*INFORMATION PROVIDED*
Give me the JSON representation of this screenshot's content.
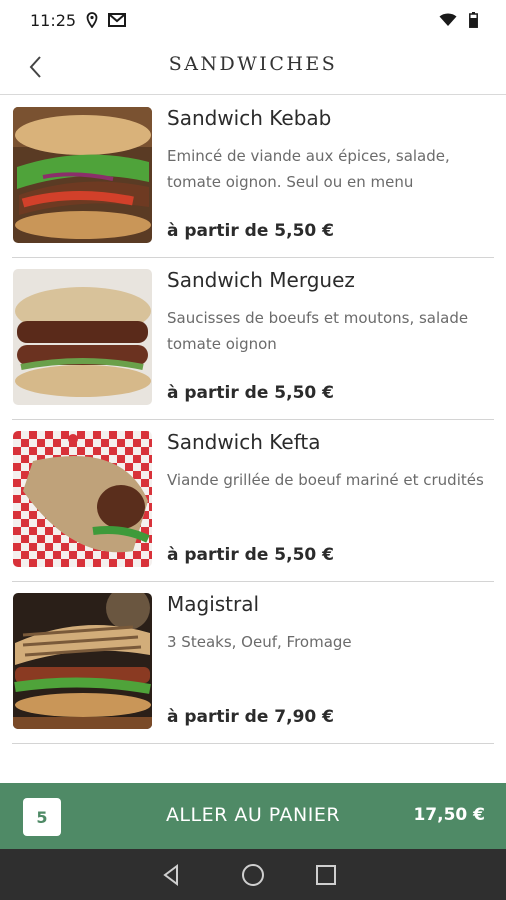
{
  "status_bar": {
    "time": "11:25",
    "icons": [
      "location-icon",
      "gmail-icon",
      "wifi-icon",
      "battery-icon"
    ]
  },
  "header": {
    "title": "SANDWICHES",
    "back_icon": "chevron-left-icon"
  },
  "products": [
    {
      "name": "Sandwich Kebab",
      "description": "Emincé de viande aux épices, salade, tomate oignon. Seul ou en menu",
      "price": "à partir de 5,50 €"
    },
    {
      "name": "Sandwich Merguez",
      "description": "Saucisses de boeufs et moutons, salade tomate oignon",
      "price": "à partir de 5,50 €"
    },
    {
      "name": "Sandwich Kefta",
      "description": "Viande grillée de boeuf mariné et crudités",
      "price": "à partir de 5,50 €"
    },
    {
      "name": "Magistral",
      "description": "3 Steaks, Oeuf, Fromage",
      "price": "à partir de 7,90 €"
    }
  ],
  "cart": {
    "count": "5",
    "label": "ALLER AU PANIER",
    "total": "17,50 €",
    "color": "#4f8a66"
  },
  "nav_bar": {
    "icons": [
      "back-triangle-icon",
      "home-circle-icon",
      "recents-square-icon"
    ]
  }
}
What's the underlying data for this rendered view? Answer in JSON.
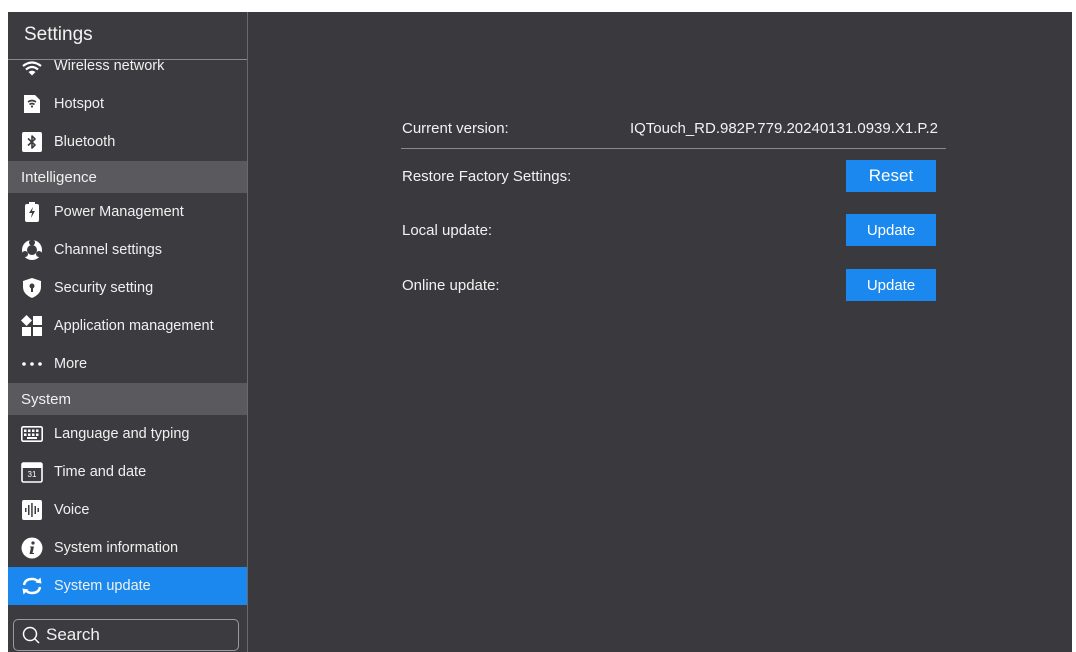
{
  "sidebar": {
    "title": "Settings",
    "items_top": [
      {
        "label": "Wireless network",
        "icon": "wifi-icon"
      },
      {
        "label": "Hotspot",
        "icon": "hotspot-icon"
      },
      {
        "label": "Bluetooth",
        "icon": "bluetooth-icon"
      }
    ],
    "section_intelligence": "Intelligence",
    "items_intelligence": [
      {
        "label": "Power Management",
        "icon": "battery-icon"
      },
      {
        "label": "Channel settings",
        "icon": "channel-icon"
      },
      {
        "label": "Security setting",
        "icon": "shield-icon"
      },
      {
        "label": "Application management",
        "icon": "apps-icon"
      },
      {
        "label": "More",
        "icon": "more-icon"
      }
    ],
    "section_system": "System",
    "items_system": [
      {
        "label": "Language and typing",
        "icon": "keyboard-icon"
      },
      {
        "label": "Time and date",
        "icon": "calendar-icon"
      },
      {
        "label": "Voice",
        "icon": "voice-icon"
      },
      {
        "label": "System information",
        "icon": "info-icon"
      },
      {
        "label": "System update",
        "icon": "sync-icon",
        "active": true
      }
    ],
    "calendar_day": "31",
    "search_label": "Search"
  },
  "main": {
    "current_version_label": "Current version:",
    "current_version_value": "IQTouch_RD.982P.779.20240131.0939.X1.P.2",
    "restore_label": "Restore Factory Settings:",
    "reset_button": "Reset",
    "local_update_label": "Local update:",
    "local_update_button": "Update",
    "online_update_label": "Online update:",
    "online_update_button": "Update"
  },
  "colors": {
    "accent": "#1a88ee",
    "background": "#3a3a3e",
    "section_header": "#5a5a5e"
  }
}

*STATED TASK*
Return only the count of lines in the records that hold the word "name".

*EXERCISE ANSWER*
4